_WHAT THE TASK ASKS:_ Give the records back in full, exactly as they read.

_LISTED RECORDS:_

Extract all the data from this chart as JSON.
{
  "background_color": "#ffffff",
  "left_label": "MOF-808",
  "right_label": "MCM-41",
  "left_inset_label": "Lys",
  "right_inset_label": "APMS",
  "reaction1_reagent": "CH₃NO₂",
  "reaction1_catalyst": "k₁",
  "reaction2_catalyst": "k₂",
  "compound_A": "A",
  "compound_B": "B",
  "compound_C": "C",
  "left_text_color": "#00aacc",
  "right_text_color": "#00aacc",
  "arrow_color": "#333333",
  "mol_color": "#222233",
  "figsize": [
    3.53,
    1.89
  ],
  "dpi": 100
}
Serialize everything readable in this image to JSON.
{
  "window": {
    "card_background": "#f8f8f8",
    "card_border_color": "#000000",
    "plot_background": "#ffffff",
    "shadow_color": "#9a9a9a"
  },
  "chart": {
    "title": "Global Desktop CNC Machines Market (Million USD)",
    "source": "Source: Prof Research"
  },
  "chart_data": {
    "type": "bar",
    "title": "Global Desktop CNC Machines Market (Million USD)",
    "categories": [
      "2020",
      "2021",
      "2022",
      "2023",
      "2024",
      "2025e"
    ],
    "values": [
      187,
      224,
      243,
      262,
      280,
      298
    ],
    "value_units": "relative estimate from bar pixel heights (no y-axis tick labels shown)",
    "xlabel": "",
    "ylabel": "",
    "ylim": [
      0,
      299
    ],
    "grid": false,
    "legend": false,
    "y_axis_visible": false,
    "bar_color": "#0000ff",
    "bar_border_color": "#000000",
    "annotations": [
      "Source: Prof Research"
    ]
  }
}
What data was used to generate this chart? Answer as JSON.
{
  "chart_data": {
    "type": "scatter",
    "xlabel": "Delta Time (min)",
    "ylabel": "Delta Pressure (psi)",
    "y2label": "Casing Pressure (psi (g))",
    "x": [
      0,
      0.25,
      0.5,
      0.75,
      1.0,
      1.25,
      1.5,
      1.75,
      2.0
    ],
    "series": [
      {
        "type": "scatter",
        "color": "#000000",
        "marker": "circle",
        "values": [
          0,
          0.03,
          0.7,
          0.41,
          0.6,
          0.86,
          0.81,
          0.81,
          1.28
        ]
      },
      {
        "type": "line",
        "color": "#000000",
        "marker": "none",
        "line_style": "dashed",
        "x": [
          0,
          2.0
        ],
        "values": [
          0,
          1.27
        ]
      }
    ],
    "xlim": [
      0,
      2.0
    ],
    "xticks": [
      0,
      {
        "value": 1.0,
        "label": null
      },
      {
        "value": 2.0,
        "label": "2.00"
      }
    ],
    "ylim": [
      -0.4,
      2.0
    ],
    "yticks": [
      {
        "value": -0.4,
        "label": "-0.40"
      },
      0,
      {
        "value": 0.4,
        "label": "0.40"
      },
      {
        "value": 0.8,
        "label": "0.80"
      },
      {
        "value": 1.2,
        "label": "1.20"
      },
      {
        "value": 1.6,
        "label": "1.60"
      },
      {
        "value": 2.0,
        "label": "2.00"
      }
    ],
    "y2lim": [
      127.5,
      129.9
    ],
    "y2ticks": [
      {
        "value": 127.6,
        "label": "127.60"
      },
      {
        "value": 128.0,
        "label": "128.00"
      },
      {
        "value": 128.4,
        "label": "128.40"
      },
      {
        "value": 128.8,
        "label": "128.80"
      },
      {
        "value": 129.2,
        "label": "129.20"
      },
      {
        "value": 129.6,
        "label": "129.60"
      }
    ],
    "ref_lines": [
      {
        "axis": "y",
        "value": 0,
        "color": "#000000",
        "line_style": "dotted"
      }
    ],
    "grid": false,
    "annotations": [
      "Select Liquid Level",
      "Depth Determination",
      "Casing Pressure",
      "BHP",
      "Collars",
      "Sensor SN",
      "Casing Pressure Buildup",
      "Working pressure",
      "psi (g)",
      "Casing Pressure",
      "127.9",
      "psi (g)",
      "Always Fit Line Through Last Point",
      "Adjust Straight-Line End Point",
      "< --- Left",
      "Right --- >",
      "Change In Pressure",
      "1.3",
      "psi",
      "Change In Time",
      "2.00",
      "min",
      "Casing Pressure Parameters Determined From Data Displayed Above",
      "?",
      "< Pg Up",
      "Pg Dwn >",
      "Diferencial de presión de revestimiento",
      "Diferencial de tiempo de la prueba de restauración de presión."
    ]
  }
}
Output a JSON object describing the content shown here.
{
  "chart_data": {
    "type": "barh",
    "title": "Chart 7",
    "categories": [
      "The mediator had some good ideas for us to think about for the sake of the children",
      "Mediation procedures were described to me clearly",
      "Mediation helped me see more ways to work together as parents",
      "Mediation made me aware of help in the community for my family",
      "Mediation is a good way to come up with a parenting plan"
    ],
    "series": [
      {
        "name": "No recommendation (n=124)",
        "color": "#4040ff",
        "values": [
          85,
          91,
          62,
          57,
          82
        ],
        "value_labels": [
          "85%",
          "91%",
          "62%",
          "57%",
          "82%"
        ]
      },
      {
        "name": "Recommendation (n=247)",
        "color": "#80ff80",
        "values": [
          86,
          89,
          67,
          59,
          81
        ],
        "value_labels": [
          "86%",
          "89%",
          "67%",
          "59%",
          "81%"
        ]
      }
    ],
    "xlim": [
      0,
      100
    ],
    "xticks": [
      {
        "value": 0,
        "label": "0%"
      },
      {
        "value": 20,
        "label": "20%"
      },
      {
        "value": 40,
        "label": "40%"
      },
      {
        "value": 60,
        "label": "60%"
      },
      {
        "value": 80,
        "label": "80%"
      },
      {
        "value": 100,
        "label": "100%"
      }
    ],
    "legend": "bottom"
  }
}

_TASK SOLUTION:_
Extract all the data from this chart as JSON.
{
  "background_color": "#ffffff",
  "left_label": "MOF-808",
  "right_label": "MCM-41",
  "left_inset_label": "Lys",
  "right_inset_label": "APMS",
  "reaction1_reagent": "CH₃NO₂",
  "reaction1_catalyst": "k₁",
  "reaction2_catalyst": "k₂",
  "compound_A": "A",
  "compound_B": "B",
  "compound_C": "C",
  "left_text_color": "#00aacc",
  "right_text_color": "#00aacc",
  "arrow_color": "#333333",
  "mol_color": "#222233",
  "figsize": [
    3.53,
    1.89
  ],
  "dpi": 100
}
Serialize everything readable in this image to JSON.
{
  "window": {
    "card_background": "#f8f8f8",
    "card_border_color": "#000000",
    "plot_background": "#ffffff",
    "shadow_color": "#9a9a9a"
  },
  "chart": {
    "title": "Global Desktop CNC Machines Market (Million USD)",
    "source": "Source: Prof Research"
  },
  "chart_data": {
    "type": "bar",
    "title": "Global Desktop CNC Machines Market (Million USD)",
    "categories": [
      "2020",
      "2021",
      "2022",
      "2023",
      "2024",
      "2025e"
    ],
    "values": [
      187,
      224,
      243,
      262,
      280,
      298
    ],
    "value_units": "relative estimate from bar pixel heights (no y-axis tick labels shown)",
    "xlabel": "",
    "ylabel": "",
    "ylim": [
      0,
      299
    ],
    "grid": false,
    "legend": false,
    "y_axis_visible": false,
    "bar_color": "#0000ff",
    "bar_border_color": "#000000",
    "annotations": [
      "Source: Prof Research"
    ]
  }
}
What data was used to generate this chart? Answer as JSON.
{
  "chart_data": {
    "type": "scatter",
    "xlabel": "Delta Time (min)",
    "ylabel": "Delta Pressure (psi)",
    "y2label": "Casing Pressure (psi (g))",
    "x": [
      0,
      0.25,
      0.5,
      0.75,
      1.0,
      1.25,
      1.5,
      1.75,
      2.0
    ],
    "series": [
      {
        "type": "scatter",
        "color": "#000000",
        "marker": "circle",
        "values": [
          0,
          0.03,
          0.7,
          0.41,
          0.6,
          0.86,
          0.81,
          0.81,
          1.28
        ]
      },
      {
        "type": "line",
        "color": "#000000",
        "marker": "none",
        "line_style": "dashed",
        "x": [
          0,
          2.0
        ],
        "values": [
          0,
          1.27
        ]
      }
    ],
    "xlim": [
      0,
      2.0
    ],
    "xticks": [
      0,
      {
        "value": 1.0,
        "label": null
      },
      {
        "value": 2.0,
        "label": "2.00"
      }
    ],
    "ylim": [
      -0.4,
      2.0
    ],
    "yticks": [
      {
        "value": -0.4,
        "label": "-0.40"
      },
      0,
      {
        "value": 0.4,
        "label": "0.40"
      },
      {
        "value": 0.8,
        "label": "0.80"
      },
      {
        "value": 1.2,
        "label": "1.20"
      },
      {
        "value": 1.6,
        "label": "1.60"
      },
      {
        "value": 2.0,
        "label": "2.00"
      }
    ],
    "y2lim": [
      127.5,
      129.9
    ],
    "y2ticks": [
      {
        "value": 127.6,
        "label": "127.60"
      },
      {
        "value": 128.0,
        "label": "128.00"
      },
      {
        "value": 128.4,
        "label": "128.40"
      },
      {
        "value": 128.8,
        "label": "128.80"
      },
      {
        "value": 129.2,
        "label": "129.20"
      },
      {
        "value": 129.6,
        "label": "129.60"
      }
    ],
    "ref_lines": [
      {
        "axis": "y",
        "value": 0,
        "color": "#000000",
        "line_style": "dotted"
      }
    ],
    "grid": false,
    "annotations": [
      "Select Liquid Level",
      "Depth Determination",
      "Casing Pressure",
      "BHP",
      "Collars",
      "Sensor SN",
      "Casing Pressure Buildup",
      "Working pressure",
      "psi (g)",
      "Casing Pressure",
      "127.9",
      "psi (g)",
      "Always Fit Line Through Last Point",
      "Adjust Straight-Line End Point",
      "< --- Left",
      "Right --- >",
      "Change In Pressure",
      "1.3",
      "psi",
      "Change In Time",
      "2.00",
      "min",
      "Casing Pressure Parameters Determined From Data Displayed Above",
      "?",
      "< Pg Up",
      "Pg Dwn >",
      "Diferencial de presión de revestimiento",
      "Diferencial de tiempo de la prueba de restauración de presión."
    ]
  }
}
Output a JSON object describing the content shown here.
{
  "chart_data": {
    "type": "barh",
    "title": "Chart 7",
    "categories": [
      "The mediator had some good ideas for us to think about for the sake of the children",
      "Mediation procedures were described to me clearly",
      "Mediation helped me see more ways to work together as parents",
      "Mediation made me aware of help in the community for my family",
      "Mediation is a good way to come up with a parenting plan"
    ],
    "series": [
      {
        "name": "No recommendation (n=124)",
        "color": "#4040ff",
        "values": [
          85,
          91,
          62,
          57,
          82
        ],
        "value_labels": [
          "85%",
          "91%",
          "62%",
          "57%",
          "82%"
        ]
      },
      {
        "name": "Recommendation (n=247)",
        "color": "#80ff80",
        "values": [
          86,
          89,
          67,
          59,
          81
        ],
        "value_labels": [
          "86%",
          "89%",
          "67%",
          "59%",
          "81%"
        ]
      }
    ],
    "xlim": [
      0,
      100
    ],
    "xticks": [
      {
        "value": 0,
        "label": "0%"
      },
      {
        "value": 20,
        "label": "20%"
      },
      {
        "value": 40,
        "label": "40%"
      },
      {
        "value": 60,
        "label": "60%"
      },
      {
        "value": 80,
        "label": "80%"
      },
      {
        "value": 100,
        "label": "100%"
      }
    ],
    "legend": "bottom"
  }
}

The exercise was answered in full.